**Task requirements:**
Find the lines that hold the word "Land" and return them.

◇ ◇ ◇ ◇ ◇

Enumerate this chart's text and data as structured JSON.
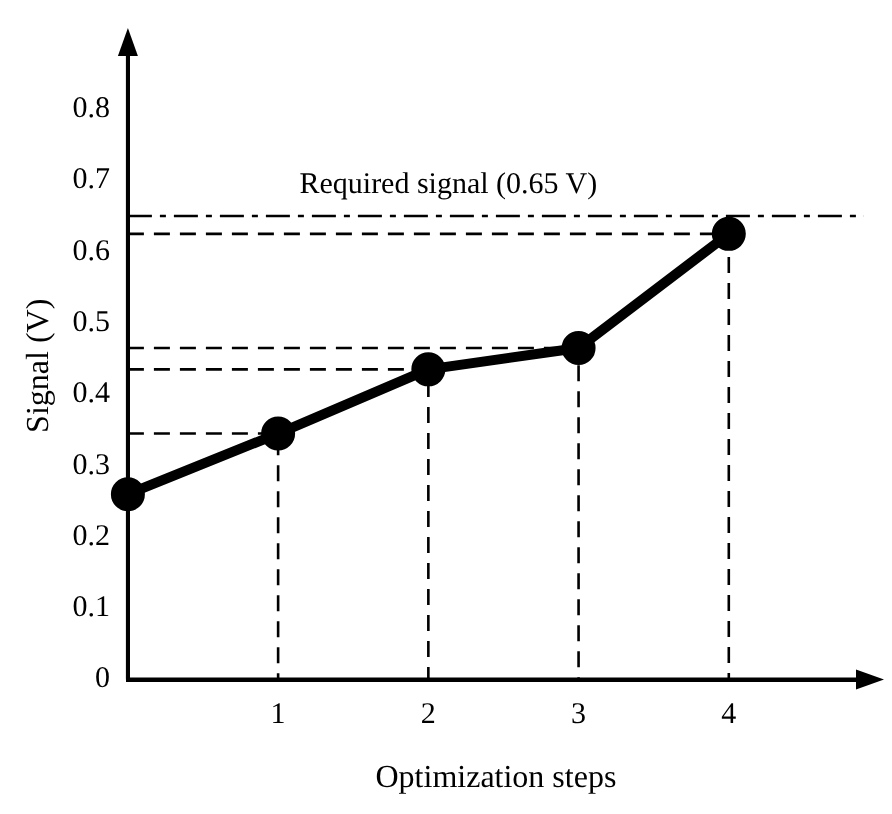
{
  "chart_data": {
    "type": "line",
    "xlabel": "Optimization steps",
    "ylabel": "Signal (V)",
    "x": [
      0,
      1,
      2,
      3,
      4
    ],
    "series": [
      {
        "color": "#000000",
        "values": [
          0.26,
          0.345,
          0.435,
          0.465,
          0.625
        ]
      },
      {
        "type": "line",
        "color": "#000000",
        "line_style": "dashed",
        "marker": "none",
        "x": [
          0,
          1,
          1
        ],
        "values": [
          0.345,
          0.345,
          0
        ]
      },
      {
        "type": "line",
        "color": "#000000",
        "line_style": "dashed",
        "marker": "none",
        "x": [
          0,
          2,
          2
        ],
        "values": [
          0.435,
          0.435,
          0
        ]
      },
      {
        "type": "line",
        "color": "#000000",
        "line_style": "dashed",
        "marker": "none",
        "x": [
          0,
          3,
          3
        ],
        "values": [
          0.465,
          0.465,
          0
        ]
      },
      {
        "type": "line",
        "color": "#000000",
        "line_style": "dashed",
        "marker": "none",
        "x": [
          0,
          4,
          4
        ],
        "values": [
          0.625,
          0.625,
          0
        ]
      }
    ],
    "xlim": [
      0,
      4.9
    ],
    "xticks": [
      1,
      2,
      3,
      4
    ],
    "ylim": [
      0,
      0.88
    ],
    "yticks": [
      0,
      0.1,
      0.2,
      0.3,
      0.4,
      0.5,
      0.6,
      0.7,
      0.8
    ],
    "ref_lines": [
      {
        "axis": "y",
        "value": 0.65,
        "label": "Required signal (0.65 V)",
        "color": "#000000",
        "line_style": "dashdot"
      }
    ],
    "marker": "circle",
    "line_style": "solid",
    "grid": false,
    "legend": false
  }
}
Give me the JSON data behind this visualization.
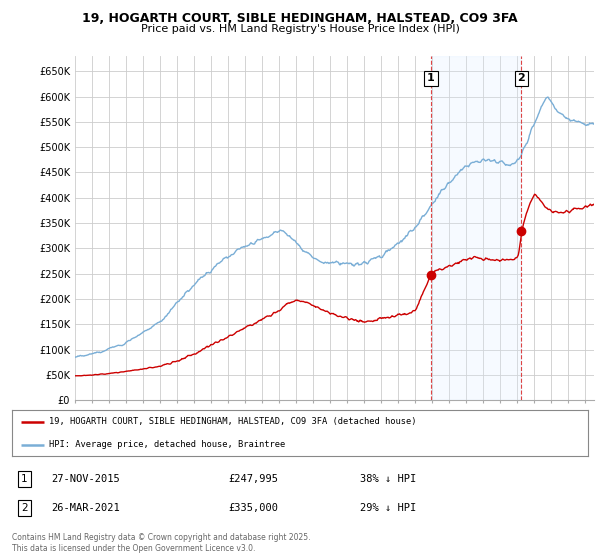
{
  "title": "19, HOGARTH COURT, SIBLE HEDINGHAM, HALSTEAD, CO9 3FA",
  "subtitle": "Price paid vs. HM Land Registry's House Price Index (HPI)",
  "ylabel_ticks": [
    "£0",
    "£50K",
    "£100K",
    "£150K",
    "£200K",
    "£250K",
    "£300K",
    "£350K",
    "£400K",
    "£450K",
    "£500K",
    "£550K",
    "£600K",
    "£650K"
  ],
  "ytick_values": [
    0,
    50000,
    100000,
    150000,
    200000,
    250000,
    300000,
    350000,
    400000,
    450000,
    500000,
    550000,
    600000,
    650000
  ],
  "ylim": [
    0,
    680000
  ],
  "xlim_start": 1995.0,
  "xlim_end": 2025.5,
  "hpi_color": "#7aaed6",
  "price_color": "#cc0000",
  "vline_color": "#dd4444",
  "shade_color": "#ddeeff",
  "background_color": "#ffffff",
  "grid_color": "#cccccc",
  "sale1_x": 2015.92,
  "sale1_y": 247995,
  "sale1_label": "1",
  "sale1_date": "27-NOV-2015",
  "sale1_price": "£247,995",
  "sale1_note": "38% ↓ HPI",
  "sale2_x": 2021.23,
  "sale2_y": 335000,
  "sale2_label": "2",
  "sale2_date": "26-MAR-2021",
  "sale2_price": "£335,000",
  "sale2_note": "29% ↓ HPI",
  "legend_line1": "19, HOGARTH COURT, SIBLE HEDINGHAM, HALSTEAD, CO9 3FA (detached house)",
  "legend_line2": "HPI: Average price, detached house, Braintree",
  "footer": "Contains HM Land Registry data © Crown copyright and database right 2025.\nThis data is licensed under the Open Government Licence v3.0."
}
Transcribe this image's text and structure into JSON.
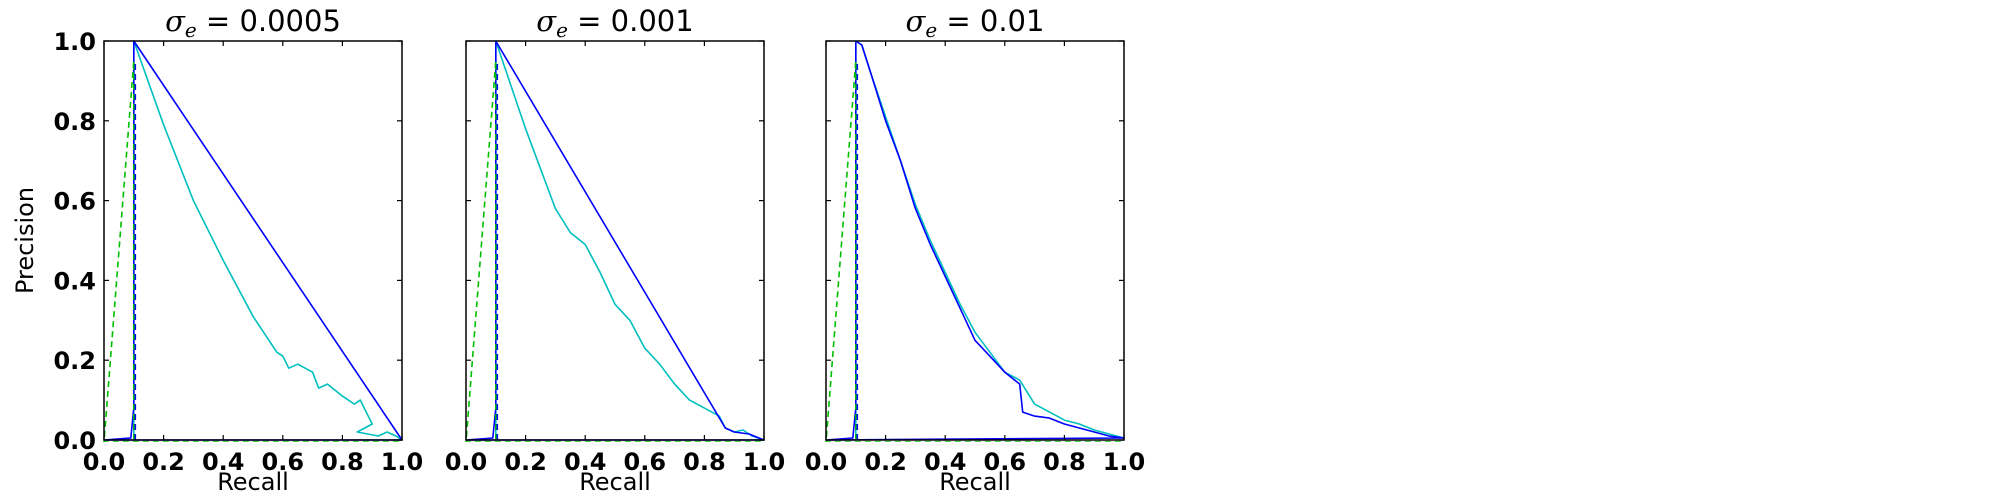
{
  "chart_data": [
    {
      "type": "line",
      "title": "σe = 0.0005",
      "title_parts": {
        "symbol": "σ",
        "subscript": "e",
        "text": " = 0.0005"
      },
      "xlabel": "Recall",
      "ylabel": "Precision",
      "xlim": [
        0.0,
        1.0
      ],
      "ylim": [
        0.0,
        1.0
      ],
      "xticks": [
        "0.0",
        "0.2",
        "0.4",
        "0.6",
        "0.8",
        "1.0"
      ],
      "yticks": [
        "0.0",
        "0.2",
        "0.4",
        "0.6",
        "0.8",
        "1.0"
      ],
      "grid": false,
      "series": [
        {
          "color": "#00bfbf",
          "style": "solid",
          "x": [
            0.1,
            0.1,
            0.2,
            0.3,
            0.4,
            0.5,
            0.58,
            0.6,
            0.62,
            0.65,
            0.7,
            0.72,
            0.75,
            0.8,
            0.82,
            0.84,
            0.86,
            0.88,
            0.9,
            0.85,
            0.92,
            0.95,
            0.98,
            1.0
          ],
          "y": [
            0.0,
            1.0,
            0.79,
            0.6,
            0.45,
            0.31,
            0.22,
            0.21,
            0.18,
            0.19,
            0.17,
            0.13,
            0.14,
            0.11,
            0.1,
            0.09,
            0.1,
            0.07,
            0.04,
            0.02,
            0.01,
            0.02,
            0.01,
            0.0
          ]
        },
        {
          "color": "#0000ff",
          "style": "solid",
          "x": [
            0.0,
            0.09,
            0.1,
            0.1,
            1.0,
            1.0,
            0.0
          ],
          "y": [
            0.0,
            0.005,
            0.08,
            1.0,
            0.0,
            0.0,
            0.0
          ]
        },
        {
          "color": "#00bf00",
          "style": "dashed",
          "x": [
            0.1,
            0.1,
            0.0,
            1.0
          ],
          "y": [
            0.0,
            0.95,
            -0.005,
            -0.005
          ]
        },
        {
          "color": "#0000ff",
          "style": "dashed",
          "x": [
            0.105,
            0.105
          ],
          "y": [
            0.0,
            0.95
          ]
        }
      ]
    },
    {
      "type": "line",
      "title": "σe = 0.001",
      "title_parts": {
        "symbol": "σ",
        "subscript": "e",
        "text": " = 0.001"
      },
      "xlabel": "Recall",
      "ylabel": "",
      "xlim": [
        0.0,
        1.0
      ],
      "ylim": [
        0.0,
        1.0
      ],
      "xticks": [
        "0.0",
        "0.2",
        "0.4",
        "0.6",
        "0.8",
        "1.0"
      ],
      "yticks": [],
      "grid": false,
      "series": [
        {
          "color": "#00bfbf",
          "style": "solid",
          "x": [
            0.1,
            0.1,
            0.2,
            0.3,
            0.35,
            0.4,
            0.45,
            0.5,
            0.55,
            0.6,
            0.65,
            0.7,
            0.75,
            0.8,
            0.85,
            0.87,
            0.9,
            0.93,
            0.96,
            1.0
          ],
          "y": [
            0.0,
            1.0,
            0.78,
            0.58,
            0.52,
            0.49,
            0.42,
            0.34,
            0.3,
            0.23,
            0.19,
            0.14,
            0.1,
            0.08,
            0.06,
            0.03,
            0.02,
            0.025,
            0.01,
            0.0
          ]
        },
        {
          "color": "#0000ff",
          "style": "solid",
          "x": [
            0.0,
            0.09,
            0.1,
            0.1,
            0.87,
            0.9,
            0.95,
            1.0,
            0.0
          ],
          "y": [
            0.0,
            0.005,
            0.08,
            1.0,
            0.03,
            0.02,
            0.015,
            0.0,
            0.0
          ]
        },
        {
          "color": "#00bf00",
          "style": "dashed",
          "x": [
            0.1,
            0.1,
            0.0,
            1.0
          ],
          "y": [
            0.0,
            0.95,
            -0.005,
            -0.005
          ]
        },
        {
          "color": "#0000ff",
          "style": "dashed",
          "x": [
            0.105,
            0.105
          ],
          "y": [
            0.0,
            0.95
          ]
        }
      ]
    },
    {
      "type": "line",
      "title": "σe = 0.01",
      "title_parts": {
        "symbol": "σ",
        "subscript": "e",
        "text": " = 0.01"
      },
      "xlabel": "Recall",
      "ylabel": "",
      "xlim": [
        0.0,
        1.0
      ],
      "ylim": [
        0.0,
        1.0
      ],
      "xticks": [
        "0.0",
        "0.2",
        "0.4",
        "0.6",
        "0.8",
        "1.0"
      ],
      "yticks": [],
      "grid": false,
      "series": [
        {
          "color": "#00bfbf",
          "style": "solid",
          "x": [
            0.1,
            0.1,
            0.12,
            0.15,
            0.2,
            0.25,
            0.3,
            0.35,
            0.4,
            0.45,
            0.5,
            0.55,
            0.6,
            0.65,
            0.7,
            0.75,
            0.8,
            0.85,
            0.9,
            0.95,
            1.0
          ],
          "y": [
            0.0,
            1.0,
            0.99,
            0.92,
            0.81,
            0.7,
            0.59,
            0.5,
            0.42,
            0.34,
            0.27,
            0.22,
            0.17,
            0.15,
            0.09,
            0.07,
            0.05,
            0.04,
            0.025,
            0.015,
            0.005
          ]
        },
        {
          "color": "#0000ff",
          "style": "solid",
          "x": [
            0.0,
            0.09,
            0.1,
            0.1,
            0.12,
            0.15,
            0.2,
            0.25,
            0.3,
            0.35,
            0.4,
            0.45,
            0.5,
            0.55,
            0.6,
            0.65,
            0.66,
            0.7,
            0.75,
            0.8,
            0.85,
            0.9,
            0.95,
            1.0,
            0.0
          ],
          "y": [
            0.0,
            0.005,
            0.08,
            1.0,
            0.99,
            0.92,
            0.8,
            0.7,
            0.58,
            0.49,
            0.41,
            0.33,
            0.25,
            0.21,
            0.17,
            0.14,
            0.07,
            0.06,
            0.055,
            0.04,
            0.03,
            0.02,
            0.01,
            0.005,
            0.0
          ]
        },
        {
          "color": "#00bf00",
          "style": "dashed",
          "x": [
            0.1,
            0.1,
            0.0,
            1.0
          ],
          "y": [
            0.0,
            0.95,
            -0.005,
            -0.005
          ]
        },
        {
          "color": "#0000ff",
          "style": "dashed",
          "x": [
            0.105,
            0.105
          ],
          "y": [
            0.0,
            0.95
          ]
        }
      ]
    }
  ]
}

◇ ◇ ◇ ◇ ◇

**The result:**
  "subtitle": "Price paid vs. HM Land Registry's House Price Index (HPI)",
  "footer": "Contains HM Land Registry data © Crown copyright and database right 2025.\nThis data is licensed under the Open Government Licence v3.0."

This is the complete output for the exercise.